>> BEGIN Extracted records

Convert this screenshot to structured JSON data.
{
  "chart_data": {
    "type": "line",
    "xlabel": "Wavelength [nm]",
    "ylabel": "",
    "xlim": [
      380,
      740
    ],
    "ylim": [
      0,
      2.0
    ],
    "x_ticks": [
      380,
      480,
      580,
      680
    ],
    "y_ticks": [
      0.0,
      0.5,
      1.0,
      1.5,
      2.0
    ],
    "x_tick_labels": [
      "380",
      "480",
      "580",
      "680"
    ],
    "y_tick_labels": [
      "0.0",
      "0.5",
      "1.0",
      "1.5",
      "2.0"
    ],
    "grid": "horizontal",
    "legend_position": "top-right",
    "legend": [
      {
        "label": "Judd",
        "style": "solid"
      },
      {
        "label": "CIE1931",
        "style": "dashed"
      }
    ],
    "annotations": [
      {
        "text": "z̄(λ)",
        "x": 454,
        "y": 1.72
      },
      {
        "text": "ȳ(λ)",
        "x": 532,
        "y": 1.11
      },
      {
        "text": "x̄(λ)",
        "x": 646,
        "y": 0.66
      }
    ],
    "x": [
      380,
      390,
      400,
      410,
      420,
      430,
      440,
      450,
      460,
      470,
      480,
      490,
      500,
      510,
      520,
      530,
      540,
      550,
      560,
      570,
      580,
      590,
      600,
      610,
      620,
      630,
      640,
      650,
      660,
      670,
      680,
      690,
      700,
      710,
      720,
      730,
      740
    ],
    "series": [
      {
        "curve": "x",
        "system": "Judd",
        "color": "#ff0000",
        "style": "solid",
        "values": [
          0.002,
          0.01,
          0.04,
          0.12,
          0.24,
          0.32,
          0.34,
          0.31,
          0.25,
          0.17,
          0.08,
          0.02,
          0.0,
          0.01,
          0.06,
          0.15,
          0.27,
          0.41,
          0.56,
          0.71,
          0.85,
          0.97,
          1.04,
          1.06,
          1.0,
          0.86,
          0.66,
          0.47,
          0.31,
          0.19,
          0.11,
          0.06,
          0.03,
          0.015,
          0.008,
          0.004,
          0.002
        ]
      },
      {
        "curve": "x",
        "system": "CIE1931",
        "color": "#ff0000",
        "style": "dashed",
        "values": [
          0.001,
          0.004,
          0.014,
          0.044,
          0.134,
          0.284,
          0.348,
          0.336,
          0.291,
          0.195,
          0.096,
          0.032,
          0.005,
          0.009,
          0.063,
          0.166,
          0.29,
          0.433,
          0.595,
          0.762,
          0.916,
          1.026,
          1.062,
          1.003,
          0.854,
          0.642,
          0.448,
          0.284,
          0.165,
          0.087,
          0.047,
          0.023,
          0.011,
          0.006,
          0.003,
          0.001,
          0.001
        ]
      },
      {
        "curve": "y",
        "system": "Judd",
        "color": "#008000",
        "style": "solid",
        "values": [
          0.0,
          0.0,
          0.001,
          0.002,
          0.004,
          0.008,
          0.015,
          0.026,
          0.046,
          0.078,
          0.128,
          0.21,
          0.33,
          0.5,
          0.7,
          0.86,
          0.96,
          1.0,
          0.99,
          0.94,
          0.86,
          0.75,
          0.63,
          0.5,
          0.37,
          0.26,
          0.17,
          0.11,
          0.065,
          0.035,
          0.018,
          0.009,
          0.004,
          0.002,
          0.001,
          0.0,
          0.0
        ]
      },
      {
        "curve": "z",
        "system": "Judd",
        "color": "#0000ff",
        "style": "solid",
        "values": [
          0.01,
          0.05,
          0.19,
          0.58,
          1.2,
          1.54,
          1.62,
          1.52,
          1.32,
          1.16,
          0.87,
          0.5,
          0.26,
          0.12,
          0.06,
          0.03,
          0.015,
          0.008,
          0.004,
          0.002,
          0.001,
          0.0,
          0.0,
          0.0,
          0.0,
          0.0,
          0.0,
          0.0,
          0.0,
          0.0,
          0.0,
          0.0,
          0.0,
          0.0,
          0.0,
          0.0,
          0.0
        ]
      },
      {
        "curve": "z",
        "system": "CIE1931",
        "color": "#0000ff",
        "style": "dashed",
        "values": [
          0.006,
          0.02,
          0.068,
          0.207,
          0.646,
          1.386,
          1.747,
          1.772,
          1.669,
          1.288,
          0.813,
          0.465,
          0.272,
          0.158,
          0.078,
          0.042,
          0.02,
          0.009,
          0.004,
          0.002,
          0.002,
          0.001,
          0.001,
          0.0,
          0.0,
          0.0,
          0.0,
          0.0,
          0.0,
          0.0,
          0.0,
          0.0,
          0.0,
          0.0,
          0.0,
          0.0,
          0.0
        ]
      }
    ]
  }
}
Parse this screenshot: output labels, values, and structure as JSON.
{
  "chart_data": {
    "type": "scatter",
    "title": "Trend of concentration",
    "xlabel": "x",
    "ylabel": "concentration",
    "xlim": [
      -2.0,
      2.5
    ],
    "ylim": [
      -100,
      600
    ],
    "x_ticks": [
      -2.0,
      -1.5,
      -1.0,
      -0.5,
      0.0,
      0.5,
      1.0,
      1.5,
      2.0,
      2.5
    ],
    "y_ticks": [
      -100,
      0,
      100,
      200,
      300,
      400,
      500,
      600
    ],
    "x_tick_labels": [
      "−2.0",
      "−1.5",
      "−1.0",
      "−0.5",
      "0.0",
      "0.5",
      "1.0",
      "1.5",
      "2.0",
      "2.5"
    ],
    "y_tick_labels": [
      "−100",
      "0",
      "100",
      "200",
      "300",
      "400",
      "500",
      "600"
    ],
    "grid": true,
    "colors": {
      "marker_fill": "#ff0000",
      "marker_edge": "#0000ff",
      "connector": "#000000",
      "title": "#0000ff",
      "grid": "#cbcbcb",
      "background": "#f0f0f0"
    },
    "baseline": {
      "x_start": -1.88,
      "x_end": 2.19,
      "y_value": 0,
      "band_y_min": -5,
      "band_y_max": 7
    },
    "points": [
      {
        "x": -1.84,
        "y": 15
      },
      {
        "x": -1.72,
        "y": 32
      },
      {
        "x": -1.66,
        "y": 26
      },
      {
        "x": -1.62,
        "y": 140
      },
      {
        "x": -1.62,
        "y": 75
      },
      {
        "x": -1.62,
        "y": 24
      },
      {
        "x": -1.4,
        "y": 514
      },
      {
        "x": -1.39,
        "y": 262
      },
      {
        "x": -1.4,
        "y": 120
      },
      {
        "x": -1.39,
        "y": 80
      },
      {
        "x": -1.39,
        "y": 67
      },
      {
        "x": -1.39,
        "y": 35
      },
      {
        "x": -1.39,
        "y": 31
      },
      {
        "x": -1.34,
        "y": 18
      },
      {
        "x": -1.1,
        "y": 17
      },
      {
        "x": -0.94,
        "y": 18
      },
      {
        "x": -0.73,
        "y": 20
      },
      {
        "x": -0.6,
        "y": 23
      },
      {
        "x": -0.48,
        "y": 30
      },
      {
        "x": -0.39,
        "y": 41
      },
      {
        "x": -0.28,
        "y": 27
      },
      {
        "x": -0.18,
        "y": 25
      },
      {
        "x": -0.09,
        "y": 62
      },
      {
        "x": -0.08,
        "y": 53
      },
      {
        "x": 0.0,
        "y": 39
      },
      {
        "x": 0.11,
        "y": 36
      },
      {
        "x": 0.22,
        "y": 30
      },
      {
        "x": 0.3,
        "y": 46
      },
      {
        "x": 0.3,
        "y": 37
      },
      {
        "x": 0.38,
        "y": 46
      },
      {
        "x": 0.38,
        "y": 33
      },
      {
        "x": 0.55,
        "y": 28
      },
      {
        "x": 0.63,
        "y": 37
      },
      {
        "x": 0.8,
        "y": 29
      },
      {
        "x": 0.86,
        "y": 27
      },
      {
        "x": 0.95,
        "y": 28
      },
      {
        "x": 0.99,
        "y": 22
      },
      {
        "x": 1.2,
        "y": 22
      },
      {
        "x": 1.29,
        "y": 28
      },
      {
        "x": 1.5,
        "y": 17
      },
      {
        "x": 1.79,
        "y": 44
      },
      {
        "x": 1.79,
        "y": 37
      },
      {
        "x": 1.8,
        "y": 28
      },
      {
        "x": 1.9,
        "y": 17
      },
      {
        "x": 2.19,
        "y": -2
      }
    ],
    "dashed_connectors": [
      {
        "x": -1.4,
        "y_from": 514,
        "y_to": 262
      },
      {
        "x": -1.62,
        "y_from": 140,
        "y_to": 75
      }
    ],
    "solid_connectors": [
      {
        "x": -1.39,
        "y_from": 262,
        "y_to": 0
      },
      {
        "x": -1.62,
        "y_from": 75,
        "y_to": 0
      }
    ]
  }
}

>> END Extracted records

Task description → Scan the records above for the string "screenshot", then report every line that contains it.

Result below →
Convert this screenshot to structured JSON data.
Parse this screenshot: output labels, values, and structure as JSON.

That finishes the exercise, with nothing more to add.